[TEXT PASSAGE]
::::
Oct 24, 2012, 2:45:59 PM10/24/12

to

I'd be surprised if you got caught on that one, since the Cray 1
compilers tended not to do multi-block optimizations on IF blocks.
Almost for sure ( ;) ) you got caught on something like

X = 0.0
DO 10 I = 1, 0
Y(I) = 1.0/X
10 CONTINUE

It took us a while to teach the code-motion thing just how far it could
safely move loop invariant operations. :(

Dick Hendrickson

Thomas Koenig

unread,

Oct 24, 2012, 2:57:07 PM10/24/12

to

On 2012-10-23, Paul van Delst <paul.v...@noaa.gov> wrote:

> I'm looking for some debugging help as I've pretty much run out of
> ideas.

Have you tried another compiler, e.g. gfortran?

Can you run the program under valgrind?

Can you reduce this to a small, self-contained example which people
compile and use on their own? If you manage to do that, chances
are you will already have found the bug in your own program :-)

Gordon Sande

unread,

Oct 24, 2012, 3:01:19 PM10/24/12

to

If the gov is like other big bureaucracies then there may well be a
use-it-or-loose-it
time for the budget when it is real handy to have quality projects
ready to go. The
bosses may even appreciate the good foresight in having such things
around. Good planning
will have had a contingency line and if it opens up then be the guy
with the best
suggestion. The surest way to not get something is to never ask. :-(

glen herrmannsfeldt

unread,

Oct 24, 2012, 3:26:48 PM10/24/12

to

Dick Hendrickson <dick.hen...@att.net> wrote:

(snip)

> I'd be surprised if you got caught on that one, since the Cray 1
> compilers tended not to do multi-block optimizations on IF blocks.
> Almost for sure ( ;) ) you got caught on something like

> X = 0.0
> DO 10 I = 1, 0
> Y(I) = 1.0/X
> 10 CONTINUE

> It took us a while to teach the code-motion thing just how far it could
> safely move loop invariant operations. :(

As I understand it, 1./0. doesn't generate floating invalid,
I believe it generates +Inf.

But 0./0. (plus or minus) does.

And also any operation with SNaN.

Writing over data, or outside arrays, could generate SNaN.

-- glen

Paul van Delst

unread,

Oct 24, 2012, 4:07:00 PM10/24/12

to

Hello,

On 10/24/12 14:57, Thomas Koenig wrote:
> On 2012-10-23, Paul van Delst<paul.v...@noaa.gov> wrote:
>
>> I'm looking for some debugging help as I've pretty much run out of
>> ideas.
>
> Have you tried another compiler, e.g. gfortran?

Not yet. :o)

> Can you run the program under valgrind?

Again, not yet. We're transitioning (everything! all operations) to a
new computer and our test system doesn't have the usual set of tools.
::::
[DATA SEGMENT]
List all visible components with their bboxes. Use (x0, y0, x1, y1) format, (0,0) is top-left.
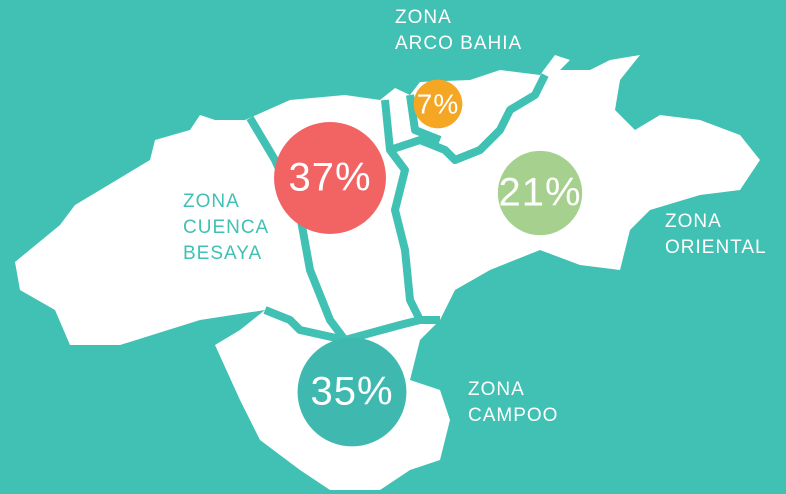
::::
[CHALLENGES]
[1] Reproduce the debugging thread between "On 10/24/12 14:57, Thomas" and "Not yet. :o)", inclusive, switching "gfortran" to "ifort".
[2] Translate this sentence from the debugging thread into Spanish: "Writing over data, or outside arrays, could generate SNaN."
[3] Carry on the Fortran debugging thread from the point where it stops.
The material comes from a separate source and is not connected to the debugging thread.

[WRITTEN ANSWERS]
[1]
On 10/24/12 14:57, Thomas Koenig wrote:
> On 2012-10-23, Paul van Delst<paul.v...@noaa.gov> wrote:
>
>> I'm looking for some debugging help as I've pretty much run out of
>> ideas.
>
> Have you tried another compiler, e.g. ifort?

Not yet. :o)

[2] Escribir sobre los datos, o fuera de los arreglos, podría generar SNaN.

[3]
And the sysadmin-types are horrifically busy with the transition.

> Can you reduce this to a small, self-contained example which people
> compile and use on their own? If you manage to do that, chances
> are you will already have found the bug in your own program :-)

A colleague has actually started doing that. The libraries in question
contain 100's of routines, but when he isolated just the routines in
which the failures were occurring, everything ran to successful
completion regardless of compiler switches, optimisation levels etc.

So now he's started adding in routines one by one to see at what point
the failures start reappearing. He deserves a medal!

Once (if?) we get back into failure mode with minimal dependencies (see
next paragraph), at that point I think we'll introduce a gfortran
compile to the mix.

The complicating factor is that some of the routines require linking in
a different library (which may be the cause... we've contacted that
developer also) which in turn uses another library again.

But I reckon we're getting there... the input from the clf crowd has
been very helpful, and not just via the re-invigoration one gets when
others take an interest. :o)

cheers,

paulv

Steve Lionel

unread,

Oct 24, 2012, 5:09:33 PM10/24/12

to

On 10/24/2012 4:07 PM, Paul van Delst wrote:

> Once (if?) we get back into failure mode with minimal dependencies (see
> next paragraph), at that point I think we'll introduce a gfortran
> compile to the mix.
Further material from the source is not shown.